GOAL: Extract each line where the string "Curve" shows up.

Items from a dataset:

┄┄┄┄┄┄┄┄┄┄┄┄┄┄┄┄┄┄┄┄

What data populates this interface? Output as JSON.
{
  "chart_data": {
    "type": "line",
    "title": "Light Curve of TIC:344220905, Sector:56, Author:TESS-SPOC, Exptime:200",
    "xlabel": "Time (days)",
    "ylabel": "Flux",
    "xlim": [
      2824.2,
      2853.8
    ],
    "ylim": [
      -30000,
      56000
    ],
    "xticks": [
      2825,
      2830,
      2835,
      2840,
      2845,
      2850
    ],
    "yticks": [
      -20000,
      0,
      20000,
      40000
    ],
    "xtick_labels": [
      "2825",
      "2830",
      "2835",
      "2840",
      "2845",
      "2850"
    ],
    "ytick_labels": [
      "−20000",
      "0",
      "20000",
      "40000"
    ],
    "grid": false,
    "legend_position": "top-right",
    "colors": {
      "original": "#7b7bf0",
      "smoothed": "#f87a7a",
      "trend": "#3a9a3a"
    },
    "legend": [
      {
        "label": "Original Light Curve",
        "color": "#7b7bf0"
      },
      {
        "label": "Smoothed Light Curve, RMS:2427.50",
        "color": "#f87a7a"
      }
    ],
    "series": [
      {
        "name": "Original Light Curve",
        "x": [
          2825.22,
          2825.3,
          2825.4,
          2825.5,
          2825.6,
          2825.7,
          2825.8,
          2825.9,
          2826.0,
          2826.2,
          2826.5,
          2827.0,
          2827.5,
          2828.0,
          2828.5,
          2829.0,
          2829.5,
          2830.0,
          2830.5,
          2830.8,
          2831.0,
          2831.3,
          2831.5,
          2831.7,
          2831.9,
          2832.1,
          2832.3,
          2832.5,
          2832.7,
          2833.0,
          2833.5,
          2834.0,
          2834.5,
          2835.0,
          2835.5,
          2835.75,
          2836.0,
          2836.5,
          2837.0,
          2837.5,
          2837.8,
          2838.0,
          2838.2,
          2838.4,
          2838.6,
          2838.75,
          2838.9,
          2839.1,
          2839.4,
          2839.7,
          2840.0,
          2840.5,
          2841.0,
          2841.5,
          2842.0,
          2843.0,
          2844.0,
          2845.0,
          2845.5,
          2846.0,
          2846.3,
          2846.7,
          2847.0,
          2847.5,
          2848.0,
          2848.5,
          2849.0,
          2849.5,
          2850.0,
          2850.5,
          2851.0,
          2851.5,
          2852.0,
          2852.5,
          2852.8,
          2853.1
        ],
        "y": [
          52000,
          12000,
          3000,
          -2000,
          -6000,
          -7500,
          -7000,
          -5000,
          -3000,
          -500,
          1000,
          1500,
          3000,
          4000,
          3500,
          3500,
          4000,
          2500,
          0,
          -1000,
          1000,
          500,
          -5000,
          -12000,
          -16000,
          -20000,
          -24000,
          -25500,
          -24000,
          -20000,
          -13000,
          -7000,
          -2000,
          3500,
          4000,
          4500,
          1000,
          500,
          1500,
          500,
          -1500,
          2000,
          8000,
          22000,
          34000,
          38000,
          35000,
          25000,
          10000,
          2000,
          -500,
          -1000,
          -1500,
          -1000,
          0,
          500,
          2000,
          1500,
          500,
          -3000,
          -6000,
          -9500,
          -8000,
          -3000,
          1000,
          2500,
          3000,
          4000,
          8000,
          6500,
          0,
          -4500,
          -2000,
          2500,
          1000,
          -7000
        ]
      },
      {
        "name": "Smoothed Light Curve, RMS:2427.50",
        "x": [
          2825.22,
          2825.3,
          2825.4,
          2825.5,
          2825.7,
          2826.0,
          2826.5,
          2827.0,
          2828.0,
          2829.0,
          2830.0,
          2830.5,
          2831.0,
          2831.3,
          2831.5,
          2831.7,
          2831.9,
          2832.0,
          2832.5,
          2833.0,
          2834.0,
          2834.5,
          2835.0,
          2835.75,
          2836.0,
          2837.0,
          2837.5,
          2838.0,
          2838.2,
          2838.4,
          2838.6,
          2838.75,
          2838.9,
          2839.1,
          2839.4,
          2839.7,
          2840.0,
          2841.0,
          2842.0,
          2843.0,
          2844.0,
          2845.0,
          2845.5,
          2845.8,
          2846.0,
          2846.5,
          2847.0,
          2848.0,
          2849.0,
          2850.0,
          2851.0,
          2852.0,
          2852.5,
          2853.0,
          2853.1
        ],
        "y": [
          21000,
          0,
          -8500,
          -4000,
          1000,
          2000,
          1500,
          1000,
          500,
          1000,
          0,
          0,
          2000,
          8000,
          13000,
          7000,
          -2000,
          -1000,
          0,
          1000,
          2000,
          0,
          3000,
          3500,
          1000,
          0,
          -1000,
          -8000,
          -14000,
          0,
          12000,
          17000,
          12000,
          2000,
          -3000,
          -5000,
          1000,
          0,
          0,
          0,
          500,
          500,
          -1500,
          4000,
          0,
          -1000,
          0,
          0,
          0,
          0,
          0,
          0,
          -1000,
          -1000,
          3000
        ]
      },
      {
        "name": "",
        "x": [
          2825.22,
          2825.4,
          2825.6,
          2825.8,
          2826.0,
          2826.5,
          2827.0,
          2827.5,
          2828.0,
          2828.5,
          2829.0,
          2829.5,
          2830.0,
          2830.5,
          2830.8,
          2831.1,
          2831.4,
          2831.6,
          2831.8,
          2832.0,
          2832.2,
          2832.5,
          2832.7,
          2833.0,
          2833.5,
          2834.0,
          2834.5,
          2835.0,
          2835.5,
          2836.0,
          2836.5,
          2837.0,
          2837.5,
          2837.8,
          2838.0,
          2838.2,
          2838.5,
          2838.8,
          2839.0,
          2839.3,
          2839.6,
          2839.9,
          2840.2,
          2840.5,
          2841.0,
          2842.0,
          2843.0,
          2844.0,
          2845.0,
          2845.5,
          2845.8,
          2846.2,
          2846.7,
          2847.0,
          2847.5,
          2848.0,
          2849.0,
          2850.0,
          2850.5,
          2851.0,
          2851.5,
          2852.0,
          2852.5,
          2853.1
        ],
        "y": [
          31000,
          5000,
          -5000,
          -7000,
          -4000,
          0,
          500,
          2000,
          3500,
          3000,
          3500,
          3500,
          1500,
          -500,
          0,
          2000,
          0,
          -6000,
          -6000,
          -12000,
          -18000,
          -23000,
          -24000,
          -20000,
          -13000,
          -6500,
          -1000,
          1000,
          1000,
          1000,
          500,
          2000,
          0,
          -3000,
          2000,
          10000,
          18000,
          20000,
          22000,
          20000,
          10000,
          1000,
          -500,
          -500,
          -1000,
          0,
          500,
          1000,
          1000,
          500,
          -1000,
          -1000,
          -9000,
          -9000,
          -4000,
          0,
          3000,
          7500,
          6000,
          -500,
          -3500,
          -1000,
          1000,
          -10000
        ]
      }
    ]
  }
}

┄┄┄┄┄┄┄┄┄┄┄┄┄┄┄┄┄┄┄┄

EXPECTED ANSWER:
    "title": "Light Curve of TIC:344220905, Sector:56, Author:TESS-SPOC, Exptime:200",
        "label": "Original Light Curve",
        "label": "Smoothed Light Curve, RMS:2427.50",
        "name": "Original Light Curve",
        "name": "Smoothed Light Curve, RMS:2427.50",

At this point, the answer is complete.